#### Problem to work on:
Copy out each line that includes the word "Субсидии".

#### Data shown:
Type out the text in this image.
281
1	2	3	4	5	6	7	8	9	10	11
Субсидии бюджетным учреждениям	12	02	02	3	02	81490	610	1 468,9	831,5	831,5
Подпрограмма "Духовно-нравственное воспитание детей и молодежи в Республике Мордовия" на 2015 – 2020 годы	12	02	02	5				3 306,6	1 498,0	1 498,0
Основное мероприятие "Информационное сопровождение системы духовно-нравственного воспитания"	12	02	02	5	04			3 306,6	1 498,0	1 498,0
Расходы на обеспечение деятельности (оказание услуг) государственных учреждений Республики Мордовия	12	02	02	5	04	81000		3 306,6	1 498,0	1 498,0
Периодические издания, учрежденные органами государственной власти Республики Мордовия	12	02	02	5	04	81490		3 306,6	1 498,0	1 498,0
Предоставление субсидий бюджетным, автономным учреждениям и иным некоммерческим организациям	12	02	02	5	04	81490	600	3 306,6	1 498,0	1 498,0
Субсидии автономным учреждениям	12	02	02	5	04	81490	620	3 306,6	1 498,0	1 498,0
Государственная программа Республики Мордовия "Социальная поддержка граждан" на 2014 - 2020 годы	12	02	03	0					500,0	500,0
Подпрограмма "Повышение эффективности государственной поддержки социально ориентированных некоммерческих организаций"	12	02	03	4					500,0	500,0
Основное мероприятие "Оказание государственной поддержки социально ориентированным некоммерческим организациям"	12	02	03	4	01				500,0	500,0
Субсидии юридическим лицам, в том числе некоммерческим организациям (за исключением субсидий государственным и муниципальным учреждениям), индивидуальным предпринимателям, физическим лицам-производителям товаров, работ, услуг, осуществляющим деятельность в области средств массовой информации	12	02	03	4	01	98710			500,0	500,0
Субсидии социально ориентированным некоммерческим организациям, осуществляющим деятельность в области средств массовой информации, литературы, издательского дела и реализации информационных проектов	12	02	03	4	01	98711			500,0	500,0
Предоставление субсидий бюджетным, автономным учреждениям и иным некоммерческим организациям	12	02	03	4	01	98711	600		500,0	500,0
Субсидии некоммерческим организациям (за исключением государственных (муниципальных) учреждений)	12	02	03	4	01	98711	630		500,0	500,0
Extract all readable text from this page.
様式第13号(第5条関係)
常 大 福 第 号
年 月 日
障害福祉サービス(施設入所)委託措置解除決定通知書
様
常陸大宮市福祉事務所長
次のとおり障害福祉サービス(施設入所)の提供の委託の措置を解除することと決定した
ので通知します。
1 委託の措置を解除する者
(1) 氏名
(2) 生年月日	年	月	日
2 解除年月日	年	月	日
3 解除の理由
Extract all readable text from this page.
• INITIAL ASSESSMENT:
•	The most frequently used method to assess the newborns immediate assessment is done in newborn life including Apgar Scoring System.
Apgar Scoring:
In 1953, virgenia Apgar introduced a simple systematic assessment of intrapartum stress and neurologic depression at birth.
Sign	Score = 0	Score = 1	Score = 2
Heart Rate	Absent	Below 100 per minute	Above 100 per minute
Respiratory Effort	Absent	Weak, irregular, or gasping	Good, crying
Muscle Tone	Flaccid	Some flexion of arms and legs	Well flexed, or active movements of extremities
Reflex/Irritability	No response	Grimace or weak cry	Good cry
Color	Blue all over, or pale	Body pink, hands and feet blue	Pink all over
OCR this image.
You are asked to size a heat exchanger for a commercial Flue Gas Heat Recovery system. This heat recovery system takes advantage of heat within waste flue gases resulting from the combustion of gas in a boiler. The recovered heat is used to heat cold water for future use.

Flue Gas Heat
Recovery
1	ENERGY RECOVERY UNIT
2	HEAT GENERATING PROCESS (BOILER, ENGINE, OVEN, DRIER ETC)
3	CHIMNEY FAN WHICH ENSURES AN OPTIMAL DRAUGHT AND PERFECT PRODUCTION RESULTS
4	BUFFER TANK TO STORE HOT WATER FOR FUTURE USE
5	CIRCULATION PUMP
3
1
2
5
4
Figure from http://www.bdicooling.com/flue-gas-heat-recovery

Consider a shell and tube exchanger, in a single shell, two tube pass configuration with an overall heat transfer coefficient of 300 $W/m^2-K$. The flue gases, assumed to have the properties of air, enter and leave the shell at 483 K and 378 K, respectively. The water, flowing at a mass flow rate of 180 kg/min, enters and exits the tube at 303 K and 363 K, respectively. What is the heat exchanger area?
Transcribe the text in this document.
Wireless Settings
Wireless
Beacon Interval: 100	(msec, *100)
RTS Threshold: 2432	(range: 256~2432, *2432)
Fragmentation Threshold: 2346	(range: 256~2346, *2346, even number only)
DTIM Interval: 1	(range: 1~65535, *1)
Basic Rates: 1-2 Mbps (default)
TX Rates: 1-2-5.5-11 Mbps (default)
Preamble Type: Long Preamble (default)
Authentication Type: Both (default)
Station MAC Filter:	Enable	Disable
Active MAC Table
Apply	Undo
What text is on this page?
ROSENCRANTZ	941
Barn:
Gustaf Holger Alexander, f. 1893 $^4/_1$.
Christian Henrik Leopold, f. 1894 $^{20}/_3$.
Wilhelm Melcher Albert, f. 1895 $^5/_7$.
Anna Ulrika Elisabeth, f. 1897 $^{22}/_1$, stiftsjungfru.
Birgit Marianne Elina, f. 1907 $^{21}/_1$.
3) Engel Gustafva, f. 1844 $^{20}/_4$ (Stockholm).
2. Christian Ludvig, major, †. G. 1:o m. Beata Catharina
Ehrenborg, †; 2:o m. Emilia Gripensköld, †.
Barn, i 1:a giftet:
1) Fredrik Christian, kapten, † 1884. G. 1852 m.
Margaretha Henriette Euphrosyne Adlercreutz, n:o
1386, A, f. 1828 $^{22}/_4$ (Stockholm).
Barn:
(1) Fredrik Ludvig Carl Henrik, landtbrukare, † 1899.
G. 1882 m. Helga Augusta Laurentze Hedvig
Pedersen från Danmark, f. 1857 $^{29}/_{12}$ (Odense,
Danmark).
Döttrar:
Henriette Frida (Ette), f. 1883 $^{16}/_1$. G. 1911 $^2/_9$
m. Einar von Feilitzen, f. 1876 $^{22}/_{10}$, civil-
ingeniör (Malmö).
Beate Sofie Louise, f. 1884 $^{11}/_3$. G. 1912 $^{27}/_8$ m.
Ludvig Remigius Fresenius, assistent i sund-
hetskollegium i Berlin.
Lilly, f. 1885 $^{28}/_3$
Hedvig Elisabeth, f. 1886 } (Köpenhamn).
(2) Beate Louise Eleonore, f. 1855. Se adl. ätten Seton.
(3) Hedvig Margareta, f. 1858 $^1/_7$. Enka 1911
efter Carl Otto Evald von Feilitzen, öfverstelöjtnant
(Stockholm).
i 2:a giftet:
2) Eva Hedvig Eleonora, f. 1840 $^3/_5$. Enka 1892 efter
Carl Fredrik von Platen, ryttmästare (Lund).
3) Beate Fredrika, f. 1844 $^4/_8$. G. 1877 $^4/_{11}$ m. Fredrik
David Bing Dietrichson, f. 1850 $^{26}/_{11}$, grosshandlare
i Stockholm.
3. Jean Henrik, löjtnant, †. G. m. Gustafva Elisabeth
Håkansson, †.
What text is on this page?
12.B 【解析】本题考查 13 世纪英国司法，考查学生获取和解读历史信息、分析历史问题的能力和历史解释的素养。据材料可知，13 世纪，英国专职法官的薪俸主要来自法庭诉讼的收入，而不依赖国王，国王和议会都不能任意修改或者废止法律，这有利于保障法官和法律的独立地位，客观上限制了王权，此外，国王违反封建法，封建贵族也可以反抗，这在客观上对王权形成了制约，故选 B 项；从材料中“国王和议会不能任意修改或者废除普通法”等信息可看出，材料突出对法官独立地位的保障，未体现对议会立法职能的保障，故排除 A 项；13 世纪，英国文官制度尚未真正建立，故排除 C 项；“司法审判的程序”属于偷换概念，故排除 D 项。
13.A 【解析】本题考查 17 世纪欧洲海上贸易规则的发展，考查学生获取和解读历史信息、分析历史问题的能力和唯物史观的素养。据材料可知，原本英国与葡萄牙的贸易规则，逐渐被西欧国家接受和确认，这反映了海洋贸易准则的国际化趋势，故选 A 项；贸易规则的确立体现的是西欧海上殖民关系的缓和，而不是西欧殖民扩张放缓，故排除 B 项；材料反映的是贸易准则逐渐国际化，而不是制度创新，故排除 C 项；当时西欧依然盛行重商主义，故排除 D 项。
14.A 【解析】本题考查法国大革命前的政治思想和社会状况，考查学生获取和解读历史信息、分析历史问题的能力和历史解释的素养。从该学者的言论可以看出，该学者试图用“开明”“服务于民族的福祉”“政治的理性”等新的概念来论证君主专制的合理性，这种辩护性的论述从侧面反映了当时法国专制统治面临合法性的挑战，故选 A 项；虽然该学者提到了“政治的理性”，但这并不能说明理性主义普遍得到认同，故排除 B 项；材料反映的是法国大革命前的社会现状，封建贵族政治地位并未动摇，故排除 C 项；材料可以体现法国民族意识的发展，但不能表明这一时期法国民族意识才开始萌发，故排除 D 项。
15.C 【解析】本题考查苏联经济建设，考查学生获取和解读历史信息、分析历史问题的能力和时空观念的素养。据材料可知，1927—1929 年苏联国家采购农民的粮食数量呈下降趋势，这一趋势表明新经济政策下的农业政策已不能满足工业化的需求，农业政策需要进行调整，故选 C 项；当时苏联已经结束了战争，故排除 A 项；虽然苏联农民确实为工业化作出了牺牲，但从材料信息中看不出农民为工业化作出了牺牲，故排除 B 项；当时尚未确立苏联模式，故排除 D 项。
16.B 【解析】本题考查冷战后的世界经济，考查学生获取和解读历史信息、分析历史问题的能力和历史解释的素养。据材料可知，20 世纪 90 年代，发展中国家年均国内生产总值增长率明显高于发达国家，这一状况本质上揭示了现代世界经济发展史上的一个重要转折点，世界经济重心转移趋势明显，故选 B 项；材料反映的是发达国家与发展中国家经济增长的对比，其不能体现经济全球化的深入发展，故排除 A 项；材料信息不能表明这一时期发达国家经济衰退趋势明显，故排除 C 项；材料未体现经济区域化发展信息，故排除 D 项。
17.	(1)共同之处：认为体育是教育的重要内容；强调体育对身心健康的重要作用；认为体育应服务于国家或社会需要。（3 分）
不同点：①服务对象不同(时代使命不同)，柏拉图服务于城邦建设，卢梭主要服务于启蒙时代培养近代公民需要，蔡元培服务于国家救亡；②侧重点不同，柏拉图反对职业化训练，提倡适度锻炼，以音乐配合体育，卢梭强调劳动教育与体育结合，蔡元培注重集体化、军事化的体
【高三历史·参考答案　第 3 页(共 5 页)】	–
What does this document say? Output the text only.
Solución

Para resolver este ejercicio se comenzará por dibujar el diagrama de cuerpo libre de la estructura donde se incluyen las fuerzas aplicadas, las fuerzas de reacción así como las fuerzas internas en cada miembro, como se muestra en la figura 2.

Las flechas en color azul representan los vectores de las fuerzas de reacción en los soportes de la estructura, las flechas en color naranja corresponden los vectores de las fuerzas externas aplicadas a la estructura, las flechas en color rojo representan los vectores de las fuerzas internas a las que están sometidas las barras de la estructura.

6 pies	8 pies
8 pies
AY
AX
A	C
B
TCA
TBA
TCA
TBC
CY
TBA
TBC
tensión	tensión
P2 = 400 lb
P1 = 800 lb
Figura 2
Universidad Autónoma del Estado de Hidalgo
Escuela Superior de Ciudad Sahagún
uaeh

#### Result for this exercise:
Субсидии бюджетным учреждениям	12	02	02	3	02	81490	610	1 468,9	831,5	831,5
Субсидии автономным учреждениям	12	02	02	5	04	81490	620	3 306,6	1 498,0	1 498,0
Субсидии юридическим лицам, в том числе некоммерческим организациям (за исключением субсидий государственным и муниципальным учреждениям), индивидуальным предпринимателям, физическим лицам-производителям товаров, работ, услуг, осуществляющим деятельность в области средств массовой информации	12	02	03	4	01	98710			500,0	500,0
Субсидии социально ориентированным некоммерческим организациям, осуществляющим деятельность в области средств массовой информации, литературы, издательского дела и реализации информационных проектов	12	02	03	4	01	98711			500,0	500,0
Субсидии некоммерческим организациям (за исключением государственных (муниципальных) учреждений)	12	02	03	4	01	98711	630		500,0	500,0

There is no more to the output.